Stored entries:

***

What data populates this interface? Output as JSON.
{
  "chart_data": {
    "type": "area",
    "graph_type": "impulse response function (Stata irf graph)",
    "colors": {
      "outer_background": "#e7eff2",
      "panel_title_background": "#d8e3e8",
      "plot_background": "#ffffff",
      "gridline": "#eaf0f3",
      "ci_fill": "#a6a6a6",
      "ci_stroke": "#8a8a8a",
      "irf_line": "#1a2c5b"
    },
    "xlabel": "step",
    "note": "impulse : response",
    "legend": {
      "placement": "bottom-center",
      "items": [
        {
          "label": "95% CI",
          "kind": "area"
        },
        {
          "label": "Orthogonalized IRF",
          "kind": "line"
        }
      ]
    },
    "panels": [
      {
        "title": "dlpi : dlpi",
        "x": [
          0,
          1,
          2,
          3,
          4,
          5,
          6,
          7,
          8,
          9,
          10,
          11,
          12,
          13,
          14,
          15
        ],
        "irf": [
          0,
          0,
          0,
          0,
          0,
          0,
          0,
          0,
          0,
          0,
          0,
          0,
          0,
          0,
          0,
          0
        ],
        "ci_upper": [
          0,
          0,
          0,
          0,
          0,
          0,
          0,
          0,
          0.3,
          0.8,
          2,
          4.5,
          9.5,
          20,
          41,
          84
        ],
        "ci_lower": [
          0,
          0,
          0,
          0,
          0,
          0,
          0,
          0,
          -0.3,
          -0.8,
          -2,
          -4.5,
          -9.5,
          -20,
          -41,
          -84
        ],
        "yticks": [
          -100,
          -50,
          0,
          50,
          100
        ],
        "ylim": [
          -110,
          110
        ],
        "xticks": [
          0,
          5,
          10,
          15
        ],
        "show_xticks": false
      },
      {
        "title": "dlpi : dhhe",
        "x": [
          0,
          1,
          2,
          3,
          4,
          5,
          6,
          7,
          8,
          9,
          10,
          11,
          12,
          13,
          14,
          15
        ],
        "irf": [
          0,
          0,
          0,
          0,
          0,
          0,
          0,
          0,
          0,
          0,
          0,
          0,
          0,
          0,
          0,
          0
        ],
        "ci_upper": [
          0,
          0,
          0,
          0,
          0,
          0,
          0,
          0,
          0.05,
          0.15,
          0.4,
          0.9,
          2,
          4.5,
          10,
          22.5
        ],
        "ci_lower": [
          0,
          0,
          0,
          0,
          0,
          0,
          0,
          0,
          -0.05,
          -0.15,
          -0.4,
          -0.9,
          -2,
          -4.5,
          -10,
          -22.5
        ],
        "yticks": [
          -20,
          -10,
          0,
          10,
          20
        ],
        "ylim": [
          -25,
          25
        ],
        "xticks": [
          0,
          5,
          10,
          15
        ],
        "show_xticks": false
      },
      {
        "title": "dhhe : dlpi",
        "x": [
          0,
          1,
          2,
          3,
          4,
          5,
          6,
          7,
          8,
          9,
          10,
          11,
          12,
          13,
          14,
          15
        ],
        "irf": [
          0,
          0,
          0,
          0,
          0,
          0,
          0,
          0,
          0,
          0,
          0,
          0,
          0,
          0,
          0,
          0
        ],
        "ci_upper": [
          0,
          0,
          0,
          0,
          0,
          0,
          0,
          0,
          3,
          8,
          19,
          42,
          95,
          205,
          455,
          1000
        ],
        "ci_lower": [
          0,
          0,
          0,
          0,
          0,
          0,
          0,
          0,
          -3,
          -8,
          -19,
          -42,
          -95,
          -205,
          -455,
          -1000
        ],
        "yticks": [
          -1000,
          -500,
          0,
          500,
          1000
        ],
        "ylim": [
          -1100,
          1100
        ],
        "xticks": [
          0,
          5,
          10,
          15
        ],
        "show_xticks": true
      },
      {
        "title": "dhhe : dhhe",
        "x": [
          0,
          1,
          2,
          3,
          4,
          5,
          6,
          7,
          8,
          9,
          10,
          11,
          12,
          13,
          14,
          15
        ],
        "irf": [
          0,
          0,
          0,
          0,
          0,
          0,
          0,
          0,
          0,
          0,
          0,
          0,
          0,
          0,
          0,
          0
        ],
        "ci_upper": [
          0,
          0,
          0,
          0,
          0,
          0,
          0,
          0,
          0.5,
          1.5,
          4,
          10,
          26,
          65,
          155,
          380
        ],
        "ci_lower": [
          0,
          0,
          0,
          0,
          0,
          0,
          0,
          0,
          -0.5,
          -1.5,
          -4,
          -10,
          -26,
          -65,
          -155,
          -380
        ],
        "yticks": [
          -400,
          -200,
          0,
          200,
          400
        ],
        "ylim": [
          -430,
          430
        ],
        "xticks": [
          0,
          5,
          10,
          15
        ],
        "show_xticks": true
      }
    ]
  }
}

***

* Exercise goal:
Each entry above is to be printed again exactly.

* Full answer:
What data populates this interface? Output as JSON.
{
  "chart_data": {
    "type": "area",
    "graph_type": "impulse response function (Stata irf graph)",
    "colors": {
      "outer_background": "#e7eff2",
      "panel_title_background": "#d8e3e8",
      "plot_background": "#ffffff",
      "gridline": "#eaf0f3",
      "ci_fill": "#a6a6a6",
      "ci_stroke": "#8a8a8a",
      "irf_line": "#1a2c5b"
    },
    "xlabel": "step",
    "note": "impulse : response",
    "legend": {
      "placement": "bottom-center",
      "items": [
        {
          "label": "95% CI",
          "kind": "area"
        },
        {
          "label": "Orthogonalized IRF",
          "kind": "line"
        }
      ]
    },
    "panels": [
      {
        "title": "dlpi : dlpi",
        "x": [
          0,
          1,
          2,
          3,
          4,
          5,
          6,
          7,
          8,
          9,
          10,
          11,
          12,
          13,
          14,
          15
        ],
        "irf": [
          0,
          0,
          0,
          0,
          0,
          0,
          0,
          0,
          0,
          0,
          0,
          0,
          0,
          0,
          0,
          0
        ],
        "ci_upper": [
          0,
          0,
          0,
          0,
          0,
          0,
          0,
          0,
          0.3,
          0.8,
          2,
          4.5,
          9.5,
          20,
          41,
          84
        ],
        "ci_lower": [
          0,
          0,
          0,
          0,
          0,
          0,
          0,
          0,
          -0.3,
          -0.8,
          -2,
          -4.5,
          -9.5,
          -20,
          -41,
          -84
        ],
        "yticks": [
          -100,
          -50,
          0,
          50,
          100
        ],
        "ylim": [
          -110,
          110
        ],
        "xticks": [
          0,
          5,
          10,
          15
        ],
        "show_xticks": false
      },
      {
        "title": "dlpi : dhhe",
        "x": [
          0,
          1,
          2,
          3,
          4,
          5,
          6,
          7,
          8,
          9,
          10,
          11,
          12,
          13,
          14,
          15
        ],
        "irf": [
          0,
          0,
          0,
          0,
          0,
          0,
          0,
          0,
          0,
          0,
          0,
          0,
          0,
          0,
          0,
          0
        ],
        "ci_upper": [
          0,
          0,
          0,
          0,
          0,
          0,
          0,
          0,
          0.05,
          0.15,
          0.4,
          0.9,
          2,
          4.5,
          10,
          22.5
        ],
        "ci_lower": [
          0,
          0,
          0,
          0,
          0,
          0,
          0,
          0,
          -0.05,
          -0.15,
          -0.4,
          -0.9,
          -2,
          -4.5,
          -10,
          -22.5
        ],
        "yticks": [
          -20,
          -10,
          0,
          10,
          20
        ],
        "ylim": [
          -25,
          25
        ],
        "xticks": [
          0,
          5,
          10,
          15
        ],
        "show_xticks": false
      },
      {
        "title": "dhhe : dlpi",
        "x": [
          0,
          1,
          2,
          3,
          4,
          5,
          6,
          7,
          8,
          9,
          10,
          11,
          12,
          13,
          14,
          15
        ],
        "irf": [
          0,
          0,
          0,
          0,
          0,
          0,
          0,
          0,
          0,
          0,
          0,
          0,
          0,
          0,
          0,
          0
        ],
        "ci_upper": [
          0,
          0,
          0,
          0,
          0,
          0,
          0,
          0,
          3,
          8,
          19,
          42,
          95,
          205,
          455,
          1000
        ],
        "ci_lower": [
          0,
          0,
          0,
          0,
          0,
          0,
          0,
          0,
          -3,
          -8,
          -19,
          -42,
          -95,
          -205,
          -455,
          -1000
        ],
        "yticks": [
          -1000,
          -500,
          0,
          500,
          1000
        ],
        "ylim": [
          -1100,
          1100
        ],
        "xticks": [
          0,
          5,
          10,
          15
        ],
        "show_xticks": true
      },
      {
        "title": "dhhe : dhhe",
        "x": [
          0,
          1,
          2,
          3,
          4,
          5,
          6,
          7,
          8,
          9,
          10,
          11,
          12,
          13,
          14,
          15
        ],
        "irf": [
          0,
          0,
          0,
          0,
          0,
          0,
          0,
          0,
          0,
          0,
          0,
          0,
          0,
          0,
          0,
          0
        ],
        "ci_upper": [
          0,
          0,
          0,
          0,
          0,
          0,
          0,
          0,
          0.5,
          1.5,
          4,
          10,
          26,
          65,
          155,
          380
        ],
        "ci_lower": [
          0,
          0,
          0,
          0,
          0,
          0,
          0,
          0,
          -0.5,
          -1.5,
          -4,
          -10,
          -26,
          -65,
          -155,
          -380
        ],
        "yticks": [
          -400,
          -200,
          0,
          200,
          400
        ],
        "ylim": [
          -430,
          430
        ],
        "xticks": [
          0,
          5,
          10,
          15
        ],
        "show_xticks": true
      }
    ]
  }
}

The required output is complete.